→ **TUJUAN 1**
Tulis ulang baris-baris data dari baris pertama sampai baris yang memuat "temp-label: 32° xyxy=(1348,620,1414,668)", termasuk baris itu, dengan mengganti "station-dot" menjadi "weather-dot" dan membiarkan bagian lain tetap sama.

══════

Oleh : Dr. Noviardi Ferzi (Pengamat)
ECOREVIEW – Digitalisasi itu dunia hari ini, sebuah keniscayaan zaman di sebagian besar aspek kehidupan, tak terkecuali bagi siaran TV. Teknologi TV yang terdigitalisasi mewujudkan dambaan pemirsa akan tayangan berkualitas yang bagus.
Televisi digital adalah jenis televisi yang menggunakan modulasi digital dan sistem kompresi untuk menayangkan siaran sinyal gambar, suara, dan data ke pesawat televisi. Modulasi itu sendiri adalah proses perubahan suatu gelombang periodik sehingga menjadikan suatu sinyal mampu membawa sebuah informasi.
Siaran televisi digital adalah siaran televisi yang menggunakan modulasi sinyal digital dan sistem kompresi akan menghadirkan kualitas gambar yang lebih bersih, suara yang lebih jernih. TV digital menggunakan teknologi yang canggih, sehingga hanya menampilkan gambar yang kualitasnya bagus atau jernih.
Format digital kaya akan transformasi data dalam waktu bersamaan, digitalisasi televisi dapat meningkatkan resolusi gambar dan suara yang lebih stabil sehingga kualitas penerimaan oleh penonton akan lebih baik.
Dengan kata lain, teknologi penyiaran televisi berbasis digital awal sebuah era yang menjanjikan tampilan gambar lebih bersih dan suara yang lebih jernih. Dari kualitas siarannya tidak lagi berbintik, berbayang, atau kabur serta tidak rentan dengan cuaca buruk.Dengan migrasi ke TV Digital, tentu layanan televisi menjadi jauh lebih bagus, berkualitas dan lebih interaktif.
Perbedaan yang paling mendasar antara sistem penyiaran televisi analog dan digital terletak pada penerimaan gambar lewat pemancar.
Pada sistem analog, semakin jauh alat penerima sinyal (televisi) dari stasiun pemancar televisi, sinyal akan melemah dan penerimaan gambar menjadi buruk dan berbayang.
Bedanya dengan sistem digital, siaran gambar semakin jernih, dapat dinikmati sampai pada titik, di mana tidak terjangkau sinyal sama sekali atau sinyal tidak dapat diterima.
Hari ini, migrasi televisi analog menuju digital menjadi sebuah keniscayaan. Menuju digital merupakan salah satu wujud transformasi digital dalam ruang lingkup tata kelola penyiaran di Indonesia.

══════

→ **TUJUAN 2**
Lanjutkan tulisan tentang migrasi ke televisi digital ini mulai dari kalimat terakhir yang tersaji.

[Data kotak elemen]

══════

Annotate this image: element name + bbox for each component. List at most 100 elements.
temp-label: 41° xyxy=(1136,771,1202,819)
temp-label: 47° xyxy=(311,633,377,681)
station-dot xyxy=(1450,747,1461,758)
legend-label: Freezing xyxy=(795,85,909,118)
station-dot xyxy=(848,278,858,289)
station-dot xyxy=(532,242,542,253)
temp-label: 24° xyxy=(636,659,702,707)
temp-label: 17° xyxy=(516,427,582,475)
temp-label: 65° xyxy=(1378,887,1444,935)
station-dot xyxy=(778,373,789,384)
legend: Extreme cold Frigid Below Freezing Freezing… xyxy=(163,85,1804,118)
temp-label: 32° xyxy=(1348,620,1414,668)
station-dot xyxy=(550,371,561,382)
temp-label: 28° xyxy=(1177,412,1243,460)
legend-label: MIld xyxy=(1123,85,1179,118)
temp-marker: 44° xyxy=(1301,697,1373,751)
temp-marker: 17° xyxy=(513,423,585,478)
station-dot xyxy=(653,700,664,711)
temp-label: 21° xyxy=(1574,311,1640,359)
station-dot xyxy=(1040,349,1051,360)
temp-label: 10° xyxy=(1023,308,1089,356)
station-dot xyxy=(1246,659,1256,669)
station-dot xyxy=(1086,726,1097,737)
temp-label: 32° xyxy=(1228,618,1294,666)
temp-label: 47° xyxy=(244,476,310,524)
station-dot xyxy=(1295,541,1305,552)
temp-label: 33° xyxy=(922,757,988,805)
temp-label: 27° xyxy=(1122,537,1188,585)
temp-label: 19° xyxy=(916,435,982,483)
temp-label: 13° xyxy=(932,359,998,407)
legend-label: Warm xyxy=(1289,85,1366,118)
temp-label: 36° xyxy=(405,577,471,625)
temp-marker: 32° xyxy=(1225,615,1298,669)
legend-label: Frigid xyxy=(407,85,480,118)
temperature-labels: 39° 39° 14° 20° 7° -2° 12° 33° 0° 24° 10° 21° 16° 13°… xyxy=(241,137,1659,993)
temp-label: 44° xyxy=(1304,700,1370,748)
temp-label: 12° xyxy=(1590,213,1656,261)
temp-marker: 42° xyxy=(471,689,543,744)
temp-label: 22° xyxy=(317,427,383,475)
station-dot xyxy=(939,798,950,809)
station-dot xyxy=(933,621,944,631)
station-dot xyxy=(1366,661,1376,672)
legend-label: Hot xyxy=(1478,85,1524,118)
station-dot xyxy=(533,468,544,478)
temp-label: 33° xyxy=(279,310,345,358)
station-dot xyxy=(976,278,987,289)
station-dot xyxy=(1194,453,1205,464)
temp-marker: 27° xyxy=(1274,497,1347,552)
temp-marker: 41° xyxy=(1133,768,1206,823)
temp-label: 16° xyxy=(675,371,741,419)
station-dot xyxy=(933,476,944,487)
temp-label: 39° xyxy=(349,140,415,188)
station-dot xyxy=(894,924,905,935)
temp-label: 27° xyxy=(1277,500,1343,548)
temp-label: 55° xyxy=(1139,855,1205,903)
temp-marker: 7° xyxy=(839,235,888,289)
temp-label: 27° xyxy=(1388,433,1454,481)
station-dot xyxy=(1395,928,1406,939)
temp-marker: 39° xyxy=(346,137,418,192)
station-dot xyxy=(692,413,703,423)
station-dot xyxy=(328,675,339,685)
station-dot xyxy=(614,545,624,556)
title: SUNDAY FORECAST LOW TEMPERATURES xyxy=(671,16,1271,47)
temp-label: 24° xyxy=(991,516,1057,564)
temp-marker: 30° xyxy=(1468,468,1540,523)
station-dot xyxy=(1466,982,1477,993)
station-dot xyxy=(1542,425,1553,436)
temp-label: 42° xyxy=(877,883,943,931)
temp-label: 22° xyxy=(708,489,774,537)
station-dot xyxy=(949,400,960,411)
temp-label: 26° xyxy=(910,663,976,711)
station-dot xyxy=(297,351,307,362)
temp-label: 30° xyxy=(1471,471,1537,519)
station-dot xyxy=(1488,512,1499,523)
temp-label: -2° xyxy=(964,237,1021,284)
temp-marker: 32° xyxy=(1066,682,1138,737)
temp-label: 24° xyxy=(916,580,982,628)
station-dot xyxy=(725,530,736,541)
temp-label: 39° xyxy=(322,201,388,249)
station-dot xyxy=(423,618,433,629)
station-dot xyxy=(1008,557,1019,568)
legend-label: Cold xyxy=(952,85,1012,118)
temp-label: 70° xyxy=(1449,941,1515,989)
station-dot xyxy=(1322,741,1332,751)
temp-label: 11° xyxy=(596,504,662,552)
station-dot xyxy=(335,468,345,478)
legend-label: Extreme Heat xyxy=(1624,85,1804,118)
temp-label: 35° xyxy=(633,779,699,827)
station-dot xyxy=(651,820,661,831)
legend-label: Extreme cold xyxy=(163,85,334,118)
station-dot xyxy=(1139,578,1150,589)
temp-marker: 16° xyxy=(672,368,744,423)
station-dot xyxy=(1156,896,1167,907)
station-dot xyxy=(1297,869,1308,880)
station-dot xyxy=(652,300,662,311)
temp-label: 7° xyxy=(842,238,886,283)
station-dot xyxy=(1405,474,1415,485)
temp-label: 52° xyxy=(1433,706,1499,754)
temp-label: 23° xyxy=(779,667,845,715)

══════

→ **HASIL LATIHAN 1**
Annotate this image: element name + bbox for each component. List at most 100 elements.
temp-label: 41° xyxy=(1136,771,1202,819)
temp-label: 47° xyxy=(311,633,377,681)
weather-dot xyxy=(1450,747,1461,758)
legend-label: Freezing xyxy=(795,85,909,118)
weather-dot xyxy=(848,278,858,289)
weather-dot xyxy=(532,242,542,253)
temp-label: 24° xyxy=(636,659,702,707)
temp-label: 17° xyxy=(516,427,582,475)
temp-label: 65° xyxy=(1378,887,1444,935)
weather-dot xyxy=(778,373,789,384)
legend: Extreme cold Frigid Below Freezing Freezing… xyxy=(163,85,1804,118)
temp-label: 32° xyxy=(1348,620,1414,668)

→ **HASIL LATIHAN 2**
Sekarang berbagai negara telah mematikan TV analog, bahkan International Telecommunication Union (ITU) dalam konferensi ITU 2006, telah memutuskan bahwa 119 negara ITU Region-1 telah menuntaskan ASO paling lambat 2015. Sedangkan di tingkat regional terdapat Deklarasi Asean untuk menuntaskan ASO di 2020. Padahal sekarang sudah 2022, artinya, Indonesia sudah cukup tertinggal.
Menyadari hal ini pemerintah telah mencanangkan percepatan transformasi digital Indonesia yang ditegaskan dengan payung hukum terkait transformasi digital tertuang dalam Undang-Undang Cipta Kerja pasal 60A1.
Pemerintah melalui Kementerian Komunikasi dan Informatika (Kominfo) mulai menyuntik mati siaran tv analog per 30 April 2022. Pada tanggal tersebut, proses suntik mati siaran tv analog tahap pertama akan rampung. Kemudian akan dilanjutkan ke tahap kedua yang selesai selambat-lambatnya 25 Agustus 2022, dan tahap ketiga 2 November 2022.
Suntik mati siaran tv analog, sesuai dengan amanat dari Undang-undang Cipta Kerja Pasal 60A. Suntik mati siaran analog tahap pertama ini dilakukan di 116 kabupaten/kota yang meliputi 56 wilayah siaran.
Dasar hukum transformasi digital dibangun atas dasar kondisi penyiaran di Indonesia. Dari segi infrastruktur penyiaran, Indonesia sangat tertinggal dalam proses digitalisasi penyiaran secara global.
Untuk itulah, masyarakat Indonesia harus menghadapi perpindahan sistem siaran dari analog ke siaran digital atau disebut ASO (Analog Switch Off) yang jatuh pada 2 November 2022 mendatang.
Lalu, jika telah terjadi peralihan TV Analog ke Digital, apa untungnya bagi masyarakat. Pertama, tentu saja akan terjadi diversifikasi konten yang memunculkan konten-konten edukatif, kreatif, dan variatif. Hal ini sangat bermanfaat bagi kelompok masyarakat yang memiliki keterbatasan akses tontonan atau televisi menjadi satu-satunya akses tontonan.
Dampak lainnya, adalah pertumbuhan industri penyiaran, termasuk industri penyiaran lokal. Jika selama ini pelaku industri penyiaran hanya tumbuh di kota-kota besar, penghentian siaran analog berpotensi menumbuhkan ekosistem penyiaran baru di tingkat lokal atau daerah. Hal itu tidak hanya dari rumah produksi, akan tetapi mencakup pembuat konten hingga sumber daya manusia penopang industri penyiaran.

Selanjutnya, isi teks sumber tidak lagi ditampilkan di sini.